▶ **EXERCISE INSTRUCTIONS**:
Transcribe the records below exactly, leaving out any pictures.
↓
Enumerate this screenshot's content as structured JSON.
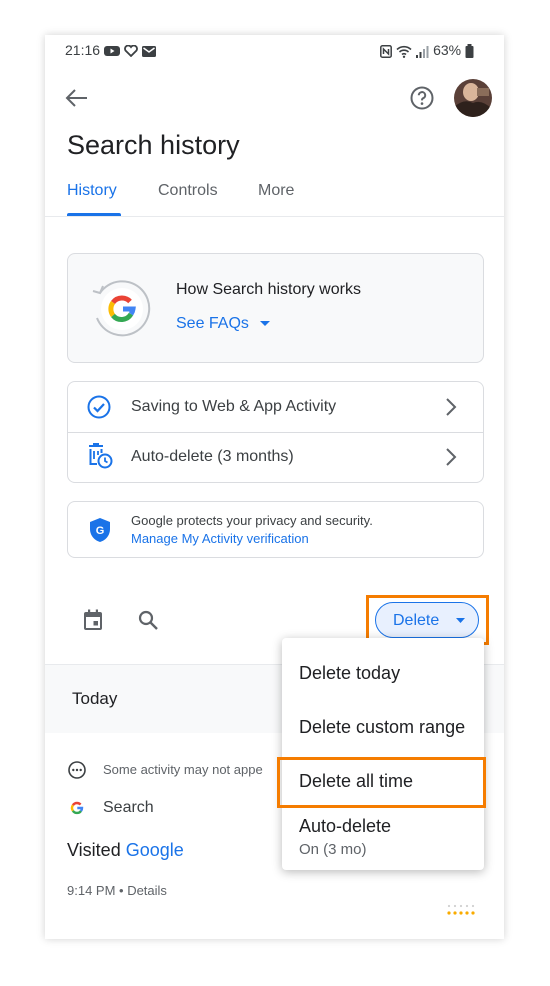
{
  "status_bar": {
    "time": "21:16",
    "battery": "63%"
  },
  "header": {
    "title": "Search history"
  },
  "tabs": [
    {
      "label": "History"
    },
    {
      "label": "Controls"
    },
    {
      "label": "More"
    }
  ],
  "faq_card": {
    "title": "How Search history works",
    "link": "See FAQs"
  },
  "settings": [
    {
      "label": "Saving to Web & App Activity"
    },
    {
      "label": "Auto-delete (3 months)"
    }
  ],
  "privacy": {
    "text": "Google protects your privacy and security.",
    "link": "Manage My Activity verification"
  },
  "toolbar": {
    "delete_label": "Delete"
  },
  "section": {
    "today": "Today"
  },
  "activity": {
    "notice": "Some activity may not appe",
    "product": "Search",
    "visited_prefix": "Visited",
    "visited_link": "Google",
    "meta": "9:14 PM • Details"
  },
  "delete_menu": {
    "items": [
      "Delete today",
      "Delete custom range",
      "Delete all time",
      "Auto-delete"
    ],
    "auto_delete_sub": "On (3 mo)"
  },
  "colors": {
    "accent": "#1a73e8",
    "highlight": "#f57c00"
  }
}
↑
▶ **THE SOLUTION**:
Enumerate this screenshot's content as structured JSON.
{
  "status_bar": {
    "time": "21:16",
    "battery": "63%"
  },
  "header": {
    "title": "Search history"
  },
  "tabs": [
    {
      "label": "History"
    },
    {
      "label": "Controls"
    },
    {
      "label": "More"
    }
  ],
  "faq_card": {
    "title": "How Search history works",
    "link": "See FAQs"
  },
  "settings": [
    {
      "label": "Saving to Web & App Activity"
    },
    {
      "label": "Auto-delete (3 months)"
    }
  ],
  "privacy": {
    "text": "Google protects your privacy and security.",
    "link": "Manage My Activity verification"
  },
  "toolbar": {
    "delete_label": "Delete"
  },
  "section": {
    "today": "Today"
  },
  "activity": {
    "notice": "Some activity may not appe",
    "product": "Search",
    "visited_prefix": "Visited",
    "visited_link": "Google",
    "meta": "9:14 PM • Details"
  },
  "delete_menu": {
    "items": [
      "Delete today",
      "Delete custom range",
      "Delete all time",
      "Auto-delete"
    ],
    "auto_delete_sub": "On (3 mo)"
  },
  "colors": {
    "accent": "#1a73e8",
    "highlight": "#f57c00"
  }
}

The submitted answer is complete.